* _Directions for this task_: Tell how many lines in the data below include the word "location". The answer is the number only.

Data entries:
════════

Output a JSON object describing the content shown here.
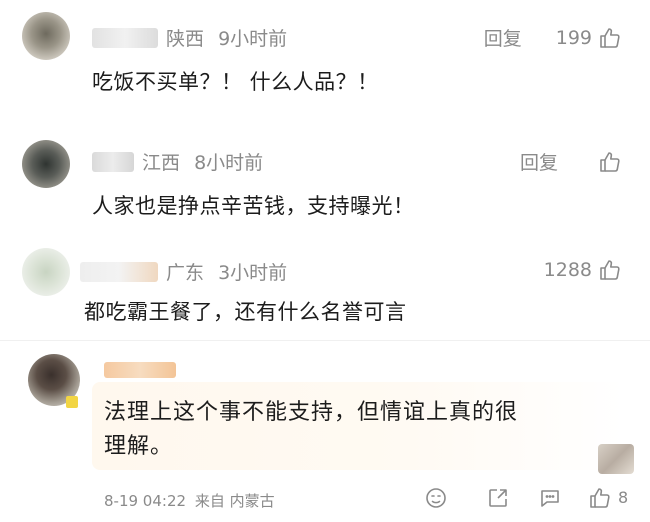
{
  "comments": [
    {
      "location": "陕西",
      "time": "9小时前",
      "reply": "回复",
      "likes": "199",
      "text": "吃饭不买单？！ 什么人品？！"
    },
    {
      "location": "江西",
      "time": "8小时前",
      "reply": "回复",
      "likes": "",
      "text": "人家也是挣点辛苦钱，支持曝光！"
    },
    {
      "location": "广东",
      "time": "3小时前",
      "reply": "",
      "likes": "1288",
      "text": "都吃霸王餐了，还有什么名誉可言"
    }
  ],
  "featured": {
    "line1": "法理上这个事不能支持，但情谊上真的很",
    "line2": "理解。",
    "date": "8-19 04:22",
    "source": "来自 内蒙古",
    "likes": "8"
  },
  "icons": {
    "like": "thumbs-up-icon",
    "emoji": "emoji-icon",
    "share": "share-icon",
    "comment": "comment-icon"
  }
}
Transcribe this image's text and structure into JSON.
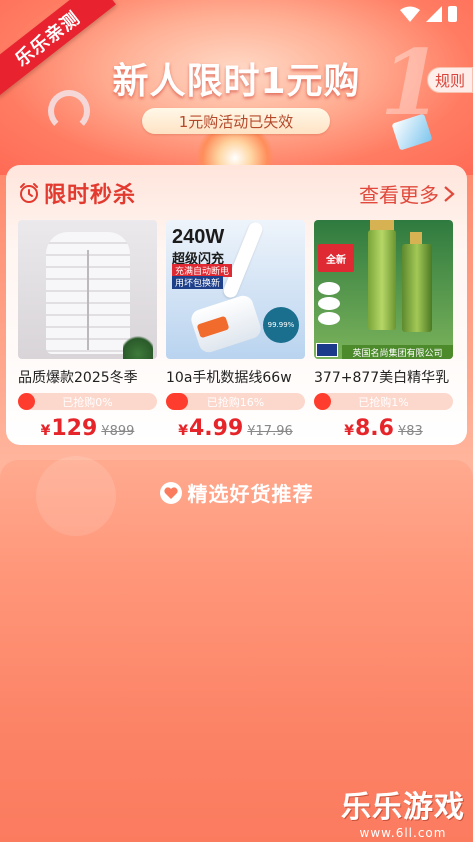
{
  "ribbon": {
    "text": "乐乐亲测"
  },
  "banner": {
    "title": "新人限时1元购",
    "big_digit": "1",
    "rules_label": "规则",
    "expired_label": "1元购活动已失效"
  },
  "flash_sale": {
    "title": "限时秒杀",
    "more_label": "查看更多",
    "products": [
      {
        "name": "品质爆款2025冬季",
        "sold_label": "已抢购0%",
        "sold_percent": 0,
        "currency": "¥",
        "price": "129",
        "original_price": "¥899"
      },
      {
        "name": "10a手机数据线66w",
        "sold_label": "已抢购16%",
        "sold_percent": 16,
        "currency": "¥",
        "price": "4.99",
        "original_price": "¥17.96",
        "image_text": {
          "headline": "240W",
          "subline": "超级闪充",
          "tag_red": "充满自动断电",
          "tag_blue": "用坏包换新",
          "badge": "99.99%"
        }
      },
      {
        "name": "377+877美白精华乳",
        "sold_label": "已抢购1%",
        "sold_percent": 1,
        "currency": "¥",
        "price": "8.6",
        "original_price": "¥83",
        "image_text": {
          "badge": "全新",
          "footer": "英国名尚集团有限公司"
        }
      }
    ]
  },
  "recommend": {
    "title": "精选好货推荐"
  },
  "watermark": {
    "name": "乐乐游戏",
    "url": "www.6ll.com"
  },
  "colors": {
    "accent_red": "#e23a2f",
    "price_red": "#e5252a",
    "progress_fill": "#ff3d2e",
    "progress_track": "#fcd7cc"
  }
}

════════

* _Complete response_: 3